Count every line where "Interpretation" occurs. Give the total alone.

[Start of Data to process]

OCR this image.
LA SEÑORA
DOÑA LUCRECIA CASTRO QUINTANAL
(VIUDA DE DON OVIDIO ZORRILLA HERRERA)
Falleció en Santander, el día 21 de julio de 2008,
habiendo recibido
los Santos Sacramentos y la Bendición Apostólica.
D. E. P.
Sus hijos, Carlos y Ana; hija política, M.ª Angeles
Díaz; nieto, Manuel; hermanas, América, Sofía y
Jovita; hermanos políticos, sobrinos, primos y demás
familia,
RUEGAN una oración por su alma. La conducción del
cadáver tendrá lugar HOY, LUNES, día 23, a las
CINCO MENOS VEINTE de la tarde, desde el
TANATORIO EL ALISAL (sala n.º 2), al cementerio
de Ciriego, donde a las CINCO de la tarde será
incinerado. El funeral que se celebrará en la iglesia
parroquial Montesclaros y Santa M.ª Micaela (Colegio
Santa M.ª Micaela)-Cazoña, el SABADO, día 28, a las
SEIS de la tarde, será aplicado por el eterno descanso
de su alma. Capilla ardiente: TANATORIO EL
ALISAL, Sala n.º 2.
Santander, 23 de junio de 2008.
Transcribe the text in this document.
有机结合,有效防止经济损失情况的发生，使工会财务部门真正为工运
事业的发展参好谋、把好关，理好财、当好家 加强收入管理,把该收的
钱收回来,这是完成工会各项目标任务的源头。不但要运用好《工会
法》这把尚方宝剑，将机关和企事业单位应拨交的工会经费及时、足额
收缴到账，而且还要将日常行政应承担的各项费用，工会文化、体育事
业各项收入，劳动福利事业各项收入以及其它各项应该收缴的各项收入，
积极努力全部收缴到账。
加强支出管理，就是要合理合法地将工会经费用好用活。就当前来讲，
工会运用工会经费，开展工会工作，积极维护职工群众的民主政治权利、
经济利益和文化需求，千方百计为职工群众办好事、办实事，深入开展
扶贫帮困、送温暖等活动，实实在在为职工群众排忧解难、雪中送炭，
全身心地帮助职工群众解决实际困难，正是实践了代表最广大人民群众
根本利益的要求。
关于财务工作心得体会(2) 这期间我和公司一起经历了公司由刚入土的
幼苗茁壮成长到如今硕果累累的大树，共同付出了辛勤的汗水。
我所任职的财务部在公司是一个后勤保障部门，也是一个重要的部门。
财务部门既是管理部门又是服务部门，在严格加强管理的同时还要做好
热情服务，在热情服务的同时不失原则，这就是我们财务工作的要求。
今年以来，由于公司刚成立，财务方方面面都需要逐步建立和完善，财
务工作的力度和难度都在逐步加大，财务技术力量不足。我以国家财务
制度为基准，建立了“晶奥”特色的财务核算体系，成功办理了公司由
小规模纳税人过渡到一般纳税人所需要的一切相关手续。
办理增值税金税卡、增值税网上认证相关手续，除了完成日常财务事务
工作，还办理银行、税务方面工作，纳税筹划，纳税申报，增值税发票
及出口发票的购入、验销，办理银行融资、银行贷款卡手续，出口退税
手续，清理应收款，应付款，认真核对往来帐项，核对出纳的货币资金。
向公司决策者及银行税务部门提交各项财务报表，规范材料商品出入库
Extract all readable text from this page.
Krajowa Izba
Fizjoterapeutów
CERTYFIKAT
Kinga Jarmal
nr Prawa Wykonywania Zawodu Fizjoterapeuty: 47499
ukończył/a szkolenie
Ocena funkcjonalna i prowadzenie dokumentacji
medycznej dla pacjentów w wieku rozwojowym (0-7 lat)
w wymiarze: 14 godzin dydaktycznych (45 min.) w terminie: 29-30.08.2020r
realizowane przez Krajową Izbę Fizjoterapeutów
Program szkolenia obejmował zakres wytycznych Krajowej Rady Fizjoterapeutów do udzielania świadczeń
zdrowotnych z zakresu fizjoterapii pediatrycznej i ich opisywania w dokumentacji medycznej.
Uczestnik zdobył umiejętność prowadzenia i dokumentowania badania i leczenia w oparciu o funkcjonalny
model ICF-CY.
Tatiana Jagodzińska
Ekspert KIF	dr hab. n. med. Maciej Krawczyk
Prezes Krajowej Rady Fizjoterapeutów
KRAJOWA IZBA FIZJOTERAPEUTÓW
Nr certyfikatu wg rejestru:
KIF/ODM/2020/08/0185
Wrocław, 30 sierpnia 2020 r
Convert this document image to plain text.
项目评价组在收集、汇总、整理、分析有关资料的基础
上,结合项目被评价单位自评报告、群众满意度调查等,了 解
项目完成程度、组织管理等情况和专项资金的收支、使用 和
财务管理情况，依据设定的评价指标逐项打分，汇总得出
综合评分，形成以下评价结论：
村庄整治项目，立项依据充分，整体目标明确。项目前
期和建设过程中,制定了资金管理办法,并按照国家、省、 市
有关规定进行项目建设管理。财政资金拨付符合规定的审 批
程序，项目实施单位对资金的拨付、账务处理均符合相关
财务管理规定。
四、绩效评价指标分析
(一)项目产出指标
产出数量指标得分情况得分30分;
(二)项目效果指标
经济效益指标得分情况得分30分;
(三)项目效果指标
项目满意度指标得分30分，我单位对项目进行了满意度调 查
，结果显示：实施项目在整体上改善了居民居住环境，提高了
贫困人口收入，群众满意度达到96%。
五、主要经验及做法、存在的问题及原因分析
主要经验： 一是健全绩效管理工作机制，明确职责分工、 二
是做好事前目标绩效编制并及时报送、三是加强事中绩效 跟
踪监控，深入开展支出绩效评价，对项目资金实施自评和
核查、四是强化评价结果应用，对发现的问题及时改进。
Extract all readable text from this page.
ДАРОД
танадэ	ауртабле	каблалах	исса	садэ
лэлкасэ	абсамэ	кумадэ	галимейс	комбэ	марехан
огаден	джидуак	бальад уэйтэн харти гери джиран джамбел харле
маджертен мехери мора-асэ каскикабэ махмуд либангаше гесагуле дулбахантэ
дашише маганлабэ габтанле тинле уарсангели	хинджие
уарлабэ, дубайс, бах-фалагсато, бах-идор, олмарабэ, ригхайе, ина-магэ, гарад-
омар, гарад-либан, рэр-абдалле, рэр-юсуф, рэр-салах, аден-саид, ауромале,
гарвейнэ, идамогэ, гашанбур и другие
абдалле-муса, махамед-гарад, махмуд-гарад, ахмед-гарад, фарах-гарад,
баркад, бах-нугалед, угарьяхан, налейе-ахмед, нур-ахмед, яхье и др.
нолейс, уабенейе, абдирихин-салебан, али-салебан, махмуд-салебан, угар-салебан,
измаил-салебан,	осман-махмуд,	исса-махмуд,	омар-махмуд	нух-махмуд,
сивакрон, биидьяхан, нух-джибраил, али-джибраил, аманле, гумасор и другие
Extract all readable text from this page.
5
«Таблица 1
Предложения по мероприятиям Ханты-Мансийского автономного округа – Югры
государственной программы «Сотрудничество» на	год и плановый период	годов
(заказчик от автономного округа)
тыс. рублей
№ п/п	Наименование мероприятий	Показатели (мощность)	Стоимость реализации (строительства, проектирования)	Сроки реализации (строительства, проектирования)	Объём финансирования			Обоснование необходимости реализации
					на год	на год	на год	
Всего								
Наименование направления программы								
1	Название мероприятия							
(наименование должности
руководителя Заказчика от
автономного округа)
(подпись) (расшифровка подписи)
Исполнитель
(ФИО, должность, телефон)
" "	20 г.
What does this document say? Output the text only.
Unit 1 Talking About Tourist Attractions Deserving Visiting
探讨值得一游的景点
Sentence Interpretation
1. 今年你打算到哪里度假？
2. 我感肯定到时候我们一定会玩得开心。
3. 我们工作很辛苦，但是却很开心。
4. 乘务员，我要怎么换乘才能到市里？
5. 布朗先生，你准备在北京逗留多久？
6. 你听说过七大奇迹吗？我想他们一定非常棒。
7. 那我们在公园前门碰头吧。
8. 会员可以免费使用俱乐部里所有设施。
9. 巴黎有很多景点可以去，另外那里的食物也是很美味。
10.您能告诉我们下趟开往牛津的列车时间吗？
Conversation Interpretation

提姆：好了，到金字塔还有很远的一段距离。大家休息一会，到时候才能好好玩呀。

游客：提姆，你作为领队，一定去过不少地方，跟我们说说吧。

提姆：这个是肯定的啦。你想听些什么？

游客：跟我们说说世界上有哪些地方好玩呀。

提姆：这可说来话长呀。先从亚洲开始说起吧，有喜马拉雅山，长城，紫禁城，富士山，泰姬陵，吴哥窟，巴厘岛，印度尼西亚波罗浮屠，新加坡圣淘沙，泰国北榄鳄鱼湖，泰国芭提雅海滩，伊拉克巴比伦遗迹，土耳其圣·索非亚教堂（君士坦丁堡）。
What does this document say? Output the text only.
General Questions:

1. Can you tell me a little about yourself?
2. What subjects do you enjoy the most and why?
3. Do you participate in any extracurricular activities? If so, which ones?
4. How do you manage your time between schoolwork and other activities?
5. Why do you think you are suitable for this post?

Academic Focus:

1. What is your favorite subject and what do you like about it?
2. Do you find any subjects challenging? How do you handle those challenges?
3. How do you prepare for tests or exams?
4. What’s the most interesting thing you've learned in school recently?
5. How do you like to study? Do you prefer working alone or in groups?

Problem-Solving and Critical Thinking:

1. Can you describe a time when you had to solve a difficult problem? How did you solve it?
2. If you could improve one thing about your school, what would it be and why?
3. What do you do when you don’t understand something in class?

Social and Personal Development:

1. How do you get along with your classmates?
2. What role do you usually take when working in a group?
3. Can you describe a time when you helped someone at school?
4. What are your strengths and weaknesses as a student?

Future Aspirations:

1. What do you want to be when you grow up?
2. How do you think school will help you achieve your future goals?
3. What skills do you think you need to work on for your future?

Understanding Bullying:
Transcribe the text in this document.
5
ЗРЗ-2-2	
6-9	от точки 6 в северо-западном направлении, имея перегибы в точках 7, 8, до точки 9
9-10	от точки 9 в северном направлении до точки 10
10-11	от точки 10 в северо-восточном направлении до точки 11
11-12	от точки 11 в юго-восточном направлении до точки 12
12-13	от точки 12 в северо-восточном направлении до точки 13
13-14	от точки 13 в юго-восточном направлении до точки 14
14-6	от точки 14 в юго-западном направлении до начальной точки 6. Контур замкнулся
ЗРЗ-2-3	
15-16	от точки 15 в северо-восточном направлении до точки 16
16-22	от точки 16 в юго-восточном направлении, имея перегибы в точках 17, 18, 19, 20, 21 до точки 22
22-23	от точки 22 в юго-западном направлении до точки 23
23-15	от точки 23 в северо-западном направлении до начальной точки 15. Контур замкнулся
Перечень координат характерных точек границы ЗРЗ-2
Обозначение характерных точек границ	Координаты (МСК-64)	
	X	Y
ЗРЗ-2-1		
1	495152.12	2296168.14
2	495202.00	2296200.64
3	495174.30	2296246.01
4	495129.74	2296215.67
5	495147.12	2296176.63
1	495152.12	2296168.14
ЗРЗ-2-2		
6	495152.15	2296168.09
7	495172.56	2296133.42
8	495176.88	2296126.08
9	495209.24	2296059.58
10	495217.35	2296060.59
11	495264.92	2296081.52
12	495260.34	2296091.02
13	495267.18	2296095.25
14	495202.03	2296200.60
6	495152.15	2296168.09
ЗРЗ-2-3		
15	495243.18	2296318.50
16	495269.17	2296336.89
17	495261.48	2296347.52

[End of Data to process]

# Final result
2